**YOUR TASK**
An exact copy of the records is required, minus the pictures they hold.

**ENTRIES SHOWN**
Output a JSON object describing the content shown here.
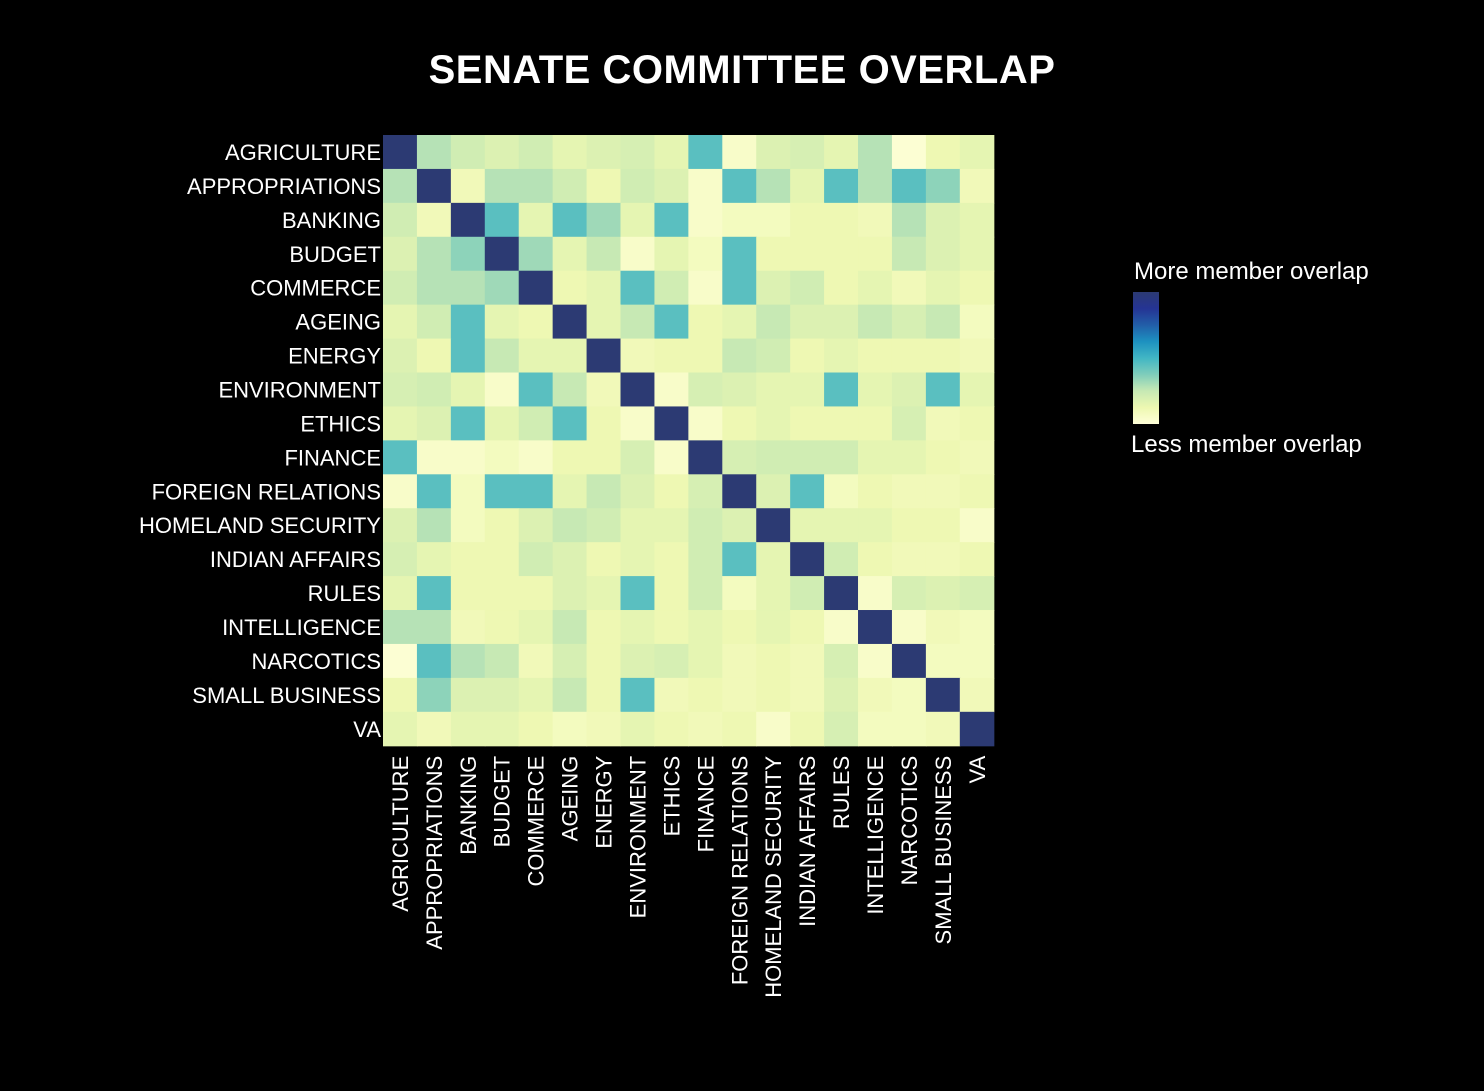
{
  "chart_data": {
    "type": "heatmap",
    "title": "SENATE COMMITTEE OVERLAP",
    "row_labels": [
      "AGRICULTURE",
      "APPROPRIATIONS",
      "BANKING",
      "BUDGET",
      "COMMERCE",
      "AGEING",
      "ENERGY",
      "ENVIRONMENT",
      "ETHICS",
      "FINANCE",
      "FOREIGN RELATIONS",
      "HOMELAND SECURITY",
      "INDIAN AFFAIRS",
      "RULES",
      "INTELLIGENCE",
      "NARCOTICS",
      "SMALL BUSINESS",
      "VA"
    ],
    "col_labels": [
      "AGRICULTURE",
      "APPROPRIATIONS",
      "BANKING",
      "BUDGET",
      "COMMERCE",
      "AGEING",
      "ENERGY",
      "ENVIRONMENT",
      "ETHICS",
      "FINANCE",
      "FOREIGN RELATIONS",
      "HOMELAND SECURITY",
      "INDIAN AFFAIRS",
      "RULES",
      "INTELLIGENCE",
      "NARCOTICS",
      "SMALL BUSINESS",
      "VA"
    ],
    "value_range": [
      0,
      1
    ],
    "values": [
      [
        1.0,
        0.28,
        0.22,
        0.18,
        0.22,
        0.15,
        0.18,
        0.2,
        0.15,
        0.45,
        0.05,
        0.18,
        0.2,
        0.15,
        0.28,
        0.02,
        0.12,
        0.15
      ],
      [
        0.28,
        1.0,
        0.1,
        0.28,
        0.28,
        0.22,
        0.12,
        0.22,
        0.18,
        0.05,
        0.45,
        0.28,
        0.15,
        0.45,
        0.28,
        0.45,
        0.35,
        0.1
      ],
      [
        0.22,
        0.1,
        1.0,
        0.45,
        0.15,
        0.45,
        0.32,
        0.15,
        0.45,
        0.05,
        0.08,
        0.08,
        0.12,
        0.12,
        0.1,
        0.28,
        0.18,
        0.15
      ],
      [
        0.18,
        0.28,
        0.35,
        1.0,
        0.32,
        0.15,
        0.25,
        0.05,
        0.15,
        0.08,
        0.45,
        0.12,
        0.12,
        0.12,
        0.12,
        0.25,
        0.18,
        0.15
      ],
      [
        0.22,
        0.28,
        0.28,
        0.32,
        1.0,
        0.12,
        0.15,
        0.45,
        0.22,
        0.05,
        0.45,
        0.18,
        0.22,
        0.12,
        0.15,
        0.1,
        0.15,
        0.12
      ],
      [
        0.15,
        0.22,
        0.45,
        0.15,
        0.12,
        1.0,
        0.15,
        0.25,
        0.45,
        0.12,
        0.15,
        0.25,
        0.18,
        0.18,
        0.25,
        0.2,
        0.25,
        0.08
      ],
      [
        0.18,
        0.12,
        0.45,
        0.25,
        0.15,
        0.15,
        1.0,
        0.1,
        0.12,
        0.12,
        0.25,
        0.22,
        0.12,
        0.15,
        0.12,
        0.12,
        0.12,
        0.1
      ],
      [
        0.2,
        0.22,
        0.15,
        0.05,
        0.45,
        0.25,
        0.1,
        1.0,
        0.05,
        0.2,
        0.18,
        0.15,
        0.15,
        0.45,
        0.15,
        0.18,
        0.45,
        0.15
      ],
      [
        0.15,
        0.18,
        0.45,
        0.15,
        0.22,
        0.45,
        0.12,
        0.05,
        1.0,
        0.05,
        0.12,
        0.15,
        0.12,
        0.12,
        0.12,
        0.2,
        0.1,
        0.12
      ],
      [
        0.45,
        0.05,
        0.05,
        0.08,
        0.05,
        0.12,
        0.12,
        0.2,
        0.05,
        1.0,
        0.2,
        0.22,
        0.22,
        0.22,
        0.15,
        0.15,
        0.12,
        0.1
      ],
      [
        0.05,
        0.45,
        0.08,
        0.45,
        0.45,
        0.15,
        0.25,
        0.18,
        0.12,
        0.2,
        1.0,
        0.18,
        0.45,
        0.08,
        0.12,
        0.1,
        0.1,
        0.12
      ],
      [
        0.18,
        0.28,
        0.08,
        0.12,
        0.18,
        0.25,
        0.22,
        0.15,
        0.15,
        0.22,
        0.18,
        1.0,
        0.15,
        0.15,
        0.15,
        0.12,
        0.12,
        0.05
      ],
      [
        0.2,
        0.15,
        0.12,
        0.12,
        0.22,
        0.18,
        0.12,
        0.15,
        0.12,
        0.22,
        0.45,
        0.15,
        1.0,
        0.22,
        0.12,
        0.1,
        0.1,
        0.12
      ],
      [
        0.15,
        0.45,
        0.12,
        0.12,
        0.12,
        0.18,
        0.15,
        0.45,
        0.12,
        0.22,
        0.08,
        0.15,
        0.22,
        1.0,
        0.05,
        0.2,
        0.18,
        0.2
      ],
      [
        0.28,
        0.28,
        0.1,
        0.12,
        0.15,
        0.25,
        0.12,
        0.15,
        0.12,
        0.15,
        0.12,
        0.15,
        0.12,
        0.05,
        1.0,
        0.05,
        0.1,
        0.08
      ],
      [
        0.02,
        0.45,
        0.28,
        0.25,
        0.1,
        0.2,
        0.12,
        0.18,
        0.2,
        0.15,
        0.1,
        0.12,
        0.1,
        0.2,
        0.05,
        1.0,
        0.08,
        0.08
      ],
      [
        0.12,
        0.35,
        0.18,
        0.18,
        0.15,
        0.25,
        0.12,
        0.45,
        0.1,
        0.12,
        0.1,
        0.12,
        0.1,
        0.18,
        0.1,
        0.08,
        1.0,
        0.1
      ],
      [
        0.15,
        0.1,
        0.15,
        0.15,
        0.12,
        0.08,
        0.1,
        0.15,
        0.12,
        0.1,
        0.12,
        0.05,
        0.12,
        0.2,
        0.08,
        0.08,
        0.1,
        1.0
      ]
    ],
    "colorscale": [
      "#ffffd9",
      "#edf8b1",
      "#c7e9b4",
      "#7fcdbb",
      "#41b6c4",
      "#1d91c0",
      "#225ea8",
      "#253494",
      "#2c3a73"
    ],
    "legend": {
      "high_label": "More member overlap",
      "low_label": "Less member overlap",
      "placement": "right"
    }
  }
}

**RESULT**
Output a JSON object describing the content shown here.
{
  "chart_data": {
    "type": "heatmap",
    "title": "SENATE COMMITTEE OVERLAP",
    "row_labels": [
      "AGRICULTURE",
      "APPROPRIATIONS",
      "BANKING",
      "BUDGET",
      "COMMERCE",
      "AGEING",
      "ENERGY",
      "ENVIRONMENT",
      "ETHICS",
      "FINANCE",
      "FOREIGN RELATIONS",
      "HOMELAND SECURITY",
      "INDIAN AFFAIRS",
      "RULES",
      "INTELLIGENCE",
      "NARCOTICS",
      "SMALL BUSINESS",
      "VA"
    ],
    "col_labels": [
      "AGRICULTURE",
      "APPROPRIATIONS",
      "BANKING",
      "BUDGET",
      "COMMERCE",
      "AGEING",
      "ENERGY",
      "ENVIRONMENT",
      "ETHICS",
      "FINANCE",
      "FOREIGN RELATIONS",
      "HOMELAND SECURITY",
      "INDIAN AFFAIRS",
      "RULES",
      "INTELLIGENCE",
      "NARCOTICS",
      "SMALL BUSINESS",
      "VA"
    ],
    "value_range": [
      0,
      1
    ],
    "values": [
      [
        1.0,
        0.28,
        0.22,
        0.18,
        0.22,
        0.15,
        0.18,
        0.2,
        0.15,
        0.45,
        0.05,
        0.18,
        0.2,
        0.15,
        0.28,
        0.02,
        0.12,
        0.15
      ],
      [
        0.28,
        1.0,
        0.1,
        0.28,
        0.28,
        0.22,
        0.12,
        0.22,
        0.18,
        0.05,
        0.45,
        0.28,
        0.15,
        0.45,
        0.28,
        0.45,
        0.35,
        0.1
      ],
      [
        0.22,
        0.1,
        1.0,
        0.45,
        0.15,
        0.45,
        0.32,
        0.15,
        0.45,
        0.05,
        0.08,
        0.08,
        0.12,
        0.12,
        0.1,
        0.28,
        0.18,
        0.15
      ],
      [
        0.18,
        0.28,
        0.35,
        1.0,
        0.32,
        0.15,
        0.25,
        0.05,
        0.15,
        0.08,
        0.45,
        0.12,
        0.12,
        0.12,
        0.12,
        0.25,
        0.18,
        0.15
      ],
      [
        0.22,
        0.28,
        0.28,
        0.32,
        1.0,
        0.12,
        0.15,
        0.45,
        0.22,
        0.05,
        0.45,
        0.18,
        0.22,
        0.12,
        0.15,
        0.1,
        0.15,
        0.12
      ],
      [
        0.15,
        0.22,
        0.45,
        0.15,
        0.12,
        1.0,
        0.15,
        0.25,
        0.45,
        0.12,
        0.15,
        0.25,
        0.18,
        0.18,
        0.25,
        0.2,
        0.25,
        0.08
      ],
      [
        0.18,
        0.12,
        0.45,
        0.25,
        0.15,
        0.15,
        1.0,
        0.1,
        0.12,
        0.12,
        0.25,
        0.22,
        0.12,
        0.15,
        0.12,
        0.12,
        0.12,
        0.1
      ],
      [
        0.2,
        0.22,
        0.15,
        0.05,
        0.45,
        0.25,
        0.1,
        1.0,
        0.05,
        0.2,
        0.18,
        0.15,
        0.15,
        0.45,
        0.15,
        0.18,
        0.45,
        0.15
      ],
      [
        0.15,
        0.18,
        0.45,
        0.15,
        0.22,
        0.45,
        0.12,
        0.05,
        1.0,
        0.05,
        0.12,
        0.15,
        0.12,
        0.12,
        0.12,
        0.2,
        0.1,
        0.12
      ],
      [
        0.45,
        0.05,
        0.05,
        0.08,
        0.05,
        0.12,
        0.12,
        0.2,
        0.05,
        1.0,
        0.2,
        0.22,
        0.22,
        0.22,
        0.15,
        0.15,
        0.12,
        0.1
      ],
      [
        0.05,
        0.45,
        0.08,
        0.45,
        0.45,
        0.15,
        0.25,
        0.18,
        0.12,
        0.2,
        1.0,
        0.18,
        0.45,
        0.08,
        0.12,
        0.1,
        0.1,
        0.12
      ],
      [
        0.18,
        0.28,
        0.08,
        0.12,
        0.18,
        0.25,
        0.22,
        0.15,
        0.15,
        0.22,
        0.18,
        1.0,
        0.15,
        0.15,
        0.15,
        0.12,
        0.12,
        0.05
      ],
      [
        0.2,
        0.15,
        0.12,
        0.12,
        0.22,
        0.18,
        0.12,
        0.15,
        0.12,
        0.22,
        0.45,
        0.15,
        1.0,
        0.22,
        0.12,
        0.1,
        0.1,
        0.12
      ],
      [
        0.15,
        0.45,
        0.12,
        0.12,
        0.12,
        0.18,
        0.15,
        0.45,
        0.12,
        0.22,
        0.08,
        0.15,
        0.22,
        1.0,
        0.05,
        0.2,
        0.18,
        0.2
      ],
      [
        0.28,
        0.28,
        0.1,
        0.12,
        0.15,
        0.25,
        0.12,
        0.15,
        0.12,
        0.15,
        0.12,
        0.15,
        0.12,
        0.05,
        1.0,
        0.05,
        0.1,
        0.08
      ],
      [
        0.02,
        0.45,
        0.28,
        0.25,
        0.1,
        0.2,
        0.12,
        0.18,
        0.2,
        0.15,
        0.1,
        0.12,
        0.1,
        0.2,
        0.05,
        1.0,
        0.08,
        0.08
      ],
      [
        0.12,
        0.35,
        0.18,
        0.18,
        0.15,
        0.25,
        0.12,
        0.45,
        0.1,
        0.12,
        0.1,
        0.12,
        0.1,
        0.18,
        0.1,
        0.08,
        1.0,
        0.1
      ],
      [
        0.15,
        0.1,
        0.15,
        0.15,
        0.12,
        0.08,
        0.1,
        0.15,
        0.12,
        0.1,
        0.12,
        0.05,
        0.12,
        0.2,
        0.08,
        0.08,
        0.1,
        1.0
      ]
    ],
    "colorscale": [
      "#ffffd9",
      "#edf8b1",
      "#c7e9b4",
      "#7fcdbb",
      "#41b6c4",
      "#1d91c0",
      "#225ea8",
      "#253494",
      "#2c3a73"
    ],
    "legend": {
      "high_label": "More member overlap",
      "low_label": "Less member overlap",
      "placement": "right"
    }
  }
}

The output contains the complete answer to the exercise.